**Job**
Output the entries verbatim, including every line.

..........

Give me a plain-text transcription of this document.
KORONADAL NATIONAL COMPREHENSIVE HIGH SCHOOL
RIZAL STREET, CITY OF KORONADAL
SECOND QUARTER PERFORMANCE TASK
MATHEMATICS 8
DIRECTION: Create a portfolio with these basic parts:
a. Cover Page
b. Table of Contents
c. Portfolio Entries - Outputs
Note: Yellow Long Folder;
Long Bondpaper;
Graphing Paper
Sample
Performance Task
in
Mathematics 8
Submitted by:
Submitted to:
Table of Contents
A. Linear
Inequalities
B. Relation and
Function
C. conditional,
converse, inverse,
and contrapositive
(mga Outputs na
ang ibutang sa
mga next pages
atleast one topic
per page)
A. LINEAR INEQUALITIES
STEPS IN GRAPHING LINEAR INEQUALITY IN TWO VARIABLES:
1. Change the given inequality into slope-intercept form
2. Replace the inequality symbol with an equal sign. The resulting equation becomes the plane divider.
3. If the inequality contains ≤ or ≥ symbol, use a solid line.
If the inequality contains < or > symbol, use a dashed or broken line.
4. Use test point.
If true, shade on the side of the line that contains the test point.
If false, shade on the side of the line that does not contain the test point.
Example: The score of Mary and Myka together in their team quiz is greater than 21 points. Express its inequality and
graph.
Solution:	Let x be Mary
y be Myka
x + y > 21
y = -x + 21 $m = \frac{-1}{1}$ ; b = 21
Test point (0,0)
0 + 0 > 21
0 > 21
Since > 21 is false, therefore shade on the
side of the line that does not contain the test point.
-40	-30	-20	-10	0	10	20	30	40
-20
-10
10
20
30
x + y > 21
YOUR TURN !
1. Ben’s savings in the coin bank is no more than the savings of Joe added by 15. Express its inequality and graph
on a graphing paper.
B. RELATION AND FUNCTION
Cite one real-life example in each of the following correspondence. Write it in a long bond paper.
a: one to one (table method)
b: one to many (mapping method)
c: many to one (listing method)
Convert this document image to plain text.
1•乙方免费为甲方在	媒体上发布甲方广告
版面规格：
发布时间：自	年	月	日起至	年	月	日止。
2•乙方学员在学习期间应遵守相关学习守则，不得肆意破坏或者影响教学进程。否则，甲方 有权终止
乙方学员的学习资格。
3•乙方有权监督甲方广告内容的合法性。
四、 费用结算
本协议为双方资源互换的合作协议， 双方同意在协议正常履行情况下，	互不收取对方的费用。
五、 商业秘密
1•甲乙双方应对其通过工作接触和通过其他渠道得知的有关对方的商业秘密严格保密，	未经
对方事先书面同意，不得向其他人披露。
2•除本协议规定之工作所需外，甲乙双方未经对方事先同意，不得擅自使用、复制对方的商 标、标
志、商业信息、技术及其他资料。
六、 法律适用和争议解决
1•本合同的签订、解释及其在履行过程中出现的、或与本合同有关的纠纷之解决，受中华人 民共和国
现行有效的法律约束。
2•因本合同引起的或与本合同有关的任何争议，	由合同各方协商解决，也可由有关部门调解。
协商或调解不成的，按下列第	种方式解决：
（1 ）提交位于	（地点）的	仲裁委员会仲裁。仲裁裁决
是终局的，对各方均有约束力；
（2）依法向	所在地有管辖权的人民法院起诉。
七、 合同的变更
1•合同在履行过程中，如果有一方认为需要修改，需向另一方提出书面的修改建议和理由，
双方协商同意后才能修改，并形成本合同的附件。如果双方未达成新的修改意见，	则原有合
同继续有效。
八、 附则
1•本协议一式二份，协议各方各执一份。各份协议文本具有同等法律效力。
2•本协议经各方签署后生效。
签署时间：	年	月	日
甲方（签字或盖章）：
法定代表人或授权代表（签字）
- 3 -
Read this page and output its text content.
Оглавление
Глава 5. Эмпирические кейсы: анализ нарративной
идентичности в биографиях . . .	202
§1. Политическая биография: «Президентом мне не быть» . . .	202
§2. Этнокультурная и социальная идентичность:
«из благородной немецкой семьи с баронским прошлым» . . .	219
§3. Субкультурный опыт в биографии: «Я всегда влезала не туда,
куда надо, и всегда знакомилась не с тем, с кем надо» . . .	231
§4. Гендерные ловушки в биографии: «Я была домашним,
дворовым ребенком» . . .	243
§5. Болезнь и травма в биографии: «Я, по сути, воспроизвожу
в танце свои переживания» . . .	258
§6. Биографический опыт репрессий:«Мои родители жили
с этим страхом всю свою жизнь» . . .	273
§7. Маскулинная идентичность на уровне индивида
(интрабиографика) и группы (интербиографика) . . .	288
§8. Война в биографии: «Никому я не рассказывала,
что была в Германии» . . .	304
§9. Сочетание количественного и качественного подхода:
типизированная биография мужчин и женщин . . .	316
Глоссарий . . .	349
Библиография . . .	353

..........

**Result of this exercise**
Give me a plain-text transcription of this document.
KORONADAL NATIONAL COMPREHENSIVE HIGH SCHOOL
RIZAL STREET, CITY OF KORONADAL
SECOND QUARTER PERFORMANCE TASK
MATHEMATICS 8
DIRECTION: Create a portfolio with these basic parts:
a. Cover Page
b. Table of Contents
c. Portfolio Entries - Outputs
Note: Yellow Long Folder;
Long Bondpaper;
Graphing Paper
Sample
Performance Task
in
Mathematics 8
Submitted by:
Submitted to:
Table of Contents
A. Linear
Inequalities
B. Relation and
Function
C. conditional,
converse, inverse,
and contrapositive
(mga Outputs na
ang ibutang sa
mga next pages
atleast one topic
per page)
A. LINEAR INEQUALITIES
STEPS IN GRAPHING LINEAR INEQUALITY IN TWO VARIABLES:
1. Change the given inequality into slope-intercept form
2. Replace the inequality symbol with an equal sign. The resulting equation becomes the plane divider.
3. If the inequality contains ≤ or ≥ symbol, use a solid line.
If the inequality contains < or > symbol, use a dashed or broken line.
4. Use test point.
If true, shade on the side of the line that contains the test point.
If false, shade on the side of the line that does not contain the test point.
Example: The score of Mary and Myka together in their team quiz is greater than 21 points. Express its inequality and
graph.
Solution:	Let x be Mary
y be Myka
x + y > 21
y = -x + 21 $m = \frac{-1}{1}$ ; b = 21
Test point (0,0)
0 + 0 > 21
0 > 21
Since > 21 is false, therefore shade on the
side of the line that does not contain the test point.
-40	-30	-20	-10	0	10	20	30	40
-20
-10
10
20
30
x + y > 21
YOUR TURN !
1. Ben’s savings in the coin bank is no more than the savings of Joe added by 15. Express its inequality and graph
on a graphing paper.
B. RELATION AND FUNCTION
Cite one real-life example in each of the following correspondence. Write it in a long bond paper.
a: one to one (table method)
b: one to many (mapping method)
c: many to one (listing method)
Convert this document image to plain text.
1•乙方免费为甲方在	媒体上发布甲方广告
版面规格：
发布时间：自	年	月	日起至	年	月	日止。
2•乙方学员在学习期间应遵守相关学习守则，不得肆意破坏或者影响教学进程。否则，甲方 有权终止
乙方学员的学习资格。
3•乙方有权监督甲方广告内容的合法性。
四、 费用结算
本协议为双方资源互换的合作协议， 双方同意在协议正常履行情况下，	互不收取对方的费用。
五、 商业秘密
1•甲乙双方应对其通过工作接触和通过其他渠道得知的有关对方的商业秘密严格保密，	未经
对方事先书面同意，不得向其他人披露。
2•除本协议规定之工作所需外，甲乙双方未经对方事先同意，不得擅自使用、复制对方的商 标、标
志、商业信息、技术及其他资料。
六、 法律适用和争议解决
1•本合同的签订、解释及其在履行过程中出现的、或与本合同有关的纠纷之解决，受中华人 民共和国
现行有效的法律约束。
2•因本合同引起的或与本合同有关的任何争议，	由合同各方协商解决，也可由有关部门调解。
协商或调解不成的，按下列第	种方式解决：
（1 ）提交位于	（地点）的	仲裁委员会仲裁。仲裁裁决
是终局的，对各方均有约束力；
（2）依法向	所在地有管辖权的人民法院起诉。
七、 合同的变更
1•合同在履行过程中，如果有一方认为需要修改，需向另一方提出书面的修改建议和理由，
双方协商同意后才能修改，并形成本合同的附件。如果双方未达成新的修改意见，	则原有合
同继续有效。
八、 附则
1•本协议一式二份，协议各方各执一份。各份协议文本具有同等法律效力。
2•本协议经各方签署后生效。
签署时间：	年	月	日
甲方（签字或盖章）：
法定代表人或授权代表（签字）
- 3 -
Read this page and output its text content.
Оглавление
Глава 5. Эмпирические кейсы: анализ нарративной
идентичности в биографиях . . .	202
§1. Политическая биография: «Президентом мне не быть» . . .	202
§2. Этнокультурная и социальная идентичность:
«из благородной немецкой семьи с баронским прошлым» . . .	219
§3. Субкультурный опыт в биографии: «Я всегда влезала не туда,
куда надо, и всегда знакомилась не с тем, с кем надо» . . .	231
§4. Гендерные ловушки в биографии: «Я была домашним,
дворовым ребенком» . . .	243
§5. Болезнь и травма в биографии: «Я, по сути, воспроизвожу
в танце свои переживания» . . .	258
§6. Биографический опыт репрессий:«Мои родители жили
с этим страхом всю свою жизнь» . . .	273
§7. Маскулинная идентичность на уровне индивида
(интрабиографика) и группы (интербиографика) . . .	288
§8. Война в биографии: «Никому я не рассказывала,
что была в Германии» . . .	304
§9. Сочетание количественного и качественного подхода:
типизированная биография мужчин и женщин . . .	316
Глоссарий . . .	349
Библиография . . .	353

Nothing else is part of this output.